Source passage.
# Kindle (3rd gen i think) Help.?



## vampirecookie2 (Aug 5, 2012)

Hi. I was given a Kindle as a gift a few months ago (feb) I think it is 3rd gen. (not touch screen. or the one with a QWERTY keyboard). Yesterday I charged it and in the evening I turned it on and it was fully functional (including the online capabilities).
Today I went to turn it on. I press and hold the button down. the green light appears and stays stationary for about 5 seconds before the green light flashes 3 times and then the light turns off. Nothing happens on the screen, it just stays white. I tried it many times to turn on, including put it onto charge throughout the day and trying again.
I looked for a reset button but there is not a button there. There is though two little squares at the bottom of the kindle with a piece of metal on the middle. Any ideas? Thanks


----------



## spatha (Jun 20, 2011)

If I remember correctly, the way to restart a Kindle 3 is to hold down the power button for 15 seconds. Have you tried that?


----------



## smartmoss (Aug 7, 2012)

Yes it's correct! ^^

''you can perform a hard reset by sliding and holding the power button for 15 seconds.''

This might be usefull:
http://www.greenm3.com/gdcblog/2010...-frozen-kindle-3-a-15-second-fix-to-hard.html

/smartmoss


----------

Written request. Quote the stretch of the Kindle thread from "I looked for" through "you tried that?". The data that comes next is separate from the Kindle thread.

Listing.
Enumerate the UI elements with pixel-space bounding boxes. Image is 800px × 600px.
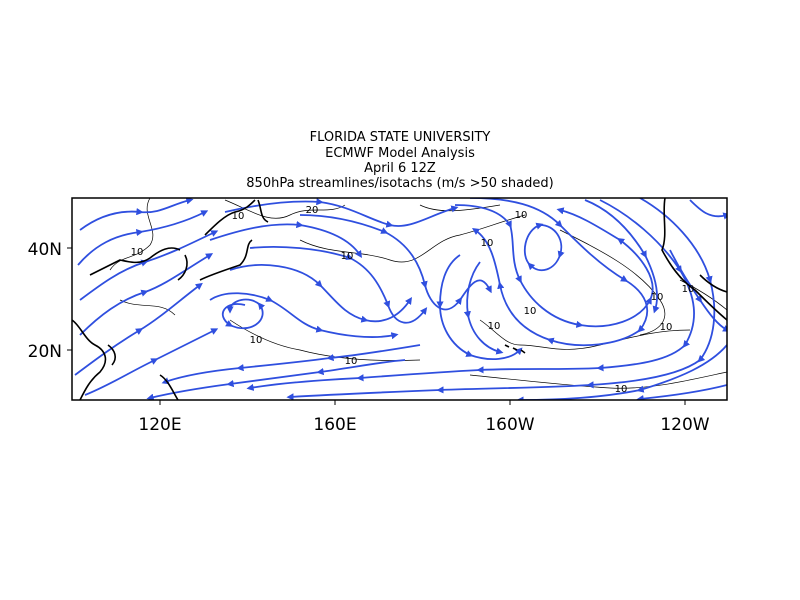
lon-label: 120W [660, 415, 709, 435]
contour-label: 10 [651, 292, 664, 303]
contour-label: 10 [481, 238, 494, 249]
lon-label: 160E [313, 415, 356, 435]
title-line: FLORIDA STATE UNIVERSITY [310, 130, 491, 145]
streamlines [74, 198, 727, 400]
lon-labels: 120E 160E 160W 120W [138, 415, 709, 435]
map-area: 10 20 10 10 10 10 10 10 10 10 10 10 10 1… [72, 198, 727, 400]
contour-label: 10 [615, 384, 628, 395]
title-line: April 6 12Z [364, 161, 436, 176]
lat-labels: 40N 20N [28, 240, 62, 362]
title: FLORIDA STATE UNIVERSITY ECMWF Model Ana… [246, 130, 553, 191]
contour-label: 10 [488, 321, 501, 332]
contour-label: 10 [660, 322, 673, 333]
lon-label: 160W [485, 415, 534, 435]
lon-label: 120E [138, 415, 181, 435]
contour-label: 20 [306, 205, 319, 216]
map-frame [71, 197, 728, 401]
lat-label: 40N [28, 240, 62, 260]
axis-ticks [67, 247, 686, 405]
contour-label: 10 [232, 211, 245, 222]
contour-label: 10 [250, 335, 263, 346]
lat-label: 20N [28, 342, 62, 362]
contour-label: 10 [515, 210, 528, 221]
contour-label: 10 [131, 247, 144, 258]
coastlines [72, 198, 727, 400]
contour-label: 10 [345, 356, 358, 367]
title-line: 850hPa streamlines/isotachs (m/s >50 sha… [246, 176, 553, 191]
title-line: ECMWF Model Analysis [325, 146, 475, 161]
contour-labels: 10 20 10 10 10 10 10 10 10 10 10 10 10 1… [131, 205, 695, 395]
contour-label: 10 [524, 306, 537, 317]
contour-label: 10 [341, 251, 354, 262]
isotach-contours [109, 198, 727, 389]
contour-label: 10 [682, 284, 695, 295]
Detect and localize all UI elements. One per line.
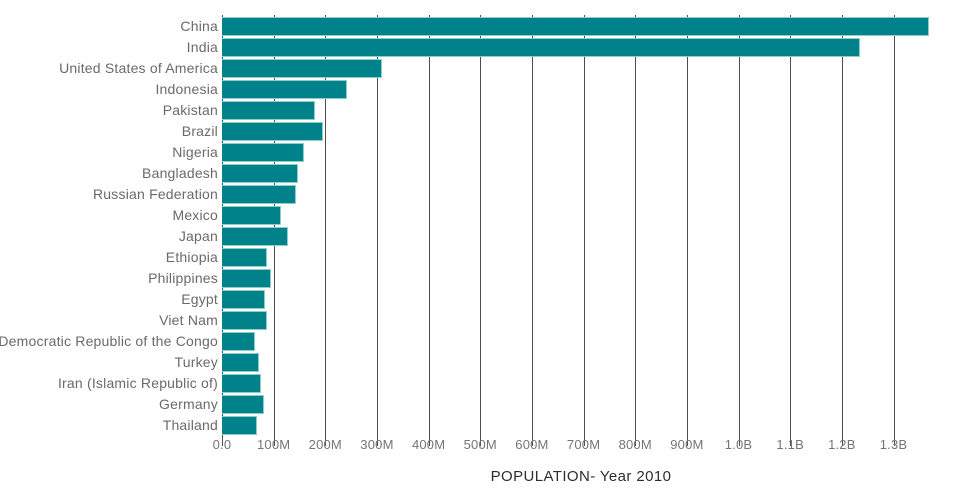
category-label: Iran (Islamic Republic of) <box>57 375 218 391</box>
gridline-700M <box>583 15 585 446</box>
bar <box>222 353 260 372</box>
bar <box>222 143 304 162</box>
x-tick-label: 0.0 <box>212 437 232 452</box>
bar <box>222 290 265 309</box>
bar <box>222 311 268 330</box>
bar <box>222 101 315 120</box>
bar <box>222 248 268 267</box>
gridline-1.2B <box>841 15 843 446</box>
x-tick-label: 300M <box>360 437 394 452</box>
bar <box>222 206 281 225</box>
x-tick-label: 200M <box>308 437 342 452</box>
bar <box>222 332 256 351</box>
x-axis-title: POPULATION- Year 2010 <box>490 468 672 485</box>
category-label: Indonesia <box>155 81 218 97</box>
bar <box>222 38 860 57</box>
x-tick-label: 900M <box>670 437 704 452</box>
gridline-600M <box>531 15 533 446</box>
category-label: Russian Federation <box>93 186 218 202</box>
x-tick-label: 700M <box>566 437 601 452</box>
x-tick-label: 500M <box>463 437 497 452</box>
category-label: Egypt <box>181 291 218 307</box>
category-label: United States of America <box>59 60 218 76</box>
x-tick-label: 100M <box>256 437 291 452</box>
category-label: Viet Nam <box>159 312 218 328</box>
category-label: India <box>186 39 218 55</box>
category-label: Thailand <box>162 417 218 433</box>
x-tick-label: 800M <box>618 437 652 452</box>
x-tick-label: 1.0B <box>724 437 753 452</box>
category-label: Democratic Republic of the Congo <box>0 333 218 349</box>
category-label: Bangladesh <box>142 165 218 181</box>
gridline-900M <box>686 15 688 446</box>
x-tick-label: 1.3B <box>879 437 908 452</box>
bar <box>222 122 324 141</box>
category-label: Nigeria <box>172 144 218 160</box>
category-label: Germany <box>159 396 218 412</box>
category-label: Philippines <box>148 270 218 286</box>
category-label: Turkey <box>174 354 218 370</box>
bar <box>222 185 297 204</box>
gridline-1.0B <box>738 15 740 446</box>
gridline-300M <box>376 15 378 446</box>
bar <box>222 80 347 99</box>
x-tick-label: 1.1B <box>776 437 804 452</box>
bar <box>222 17 930 36</box>
gridline-1.1B <box>790 15 792 446</box>
x-tick-label: 600M <box>515 437 549 452</box>
category-label: Brazil <box>181 123 218 139</box>
category-label: Japan <box>178 228 218 244</box>
bar <box>222 416 257 435</box>
bar <box>222 164 299 183</box>
bar <box>222 374 261 393</box>
x-tick-label: 400M <box>411 437 446 452</box>
category-label: Ethiopia <box>165 249 218 265</box>
gridline-500M <box>480 15 482 446</box>
category-label: Mexico <box>172 207 218 223</box>
gridline-400M <box>428 15 430 446</box>
gridline-1.3B <box>893 15 895 446</box>
bar <box>222 59 382 78</box>
category-label: China <box>180 18 218 34</box>
gridline-200M <box>325 15 327 446</box>
x-tick-label: 1.2B <box>828 437 856 452</box>
bar <box>222 227 289 246</box>
category-label: Pakistan <box>162 102 218 118</box>
bar <box>222 269 271 288</box>
bar <box>222 395 264 414</box>
gridline-800M <box>635 15 637 446</box>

Task response.
I looked for a reset button but there is not a button there. There is though two little squares at the bottom of the kindle with a piece of metal on the middle. Any ideas? Thanks


----------



## spatha (Jun 20, 2011)

If I remember correctly, the way to restart a Kindle 3 is to hold down the power button for 15 seconds. Have you tried that?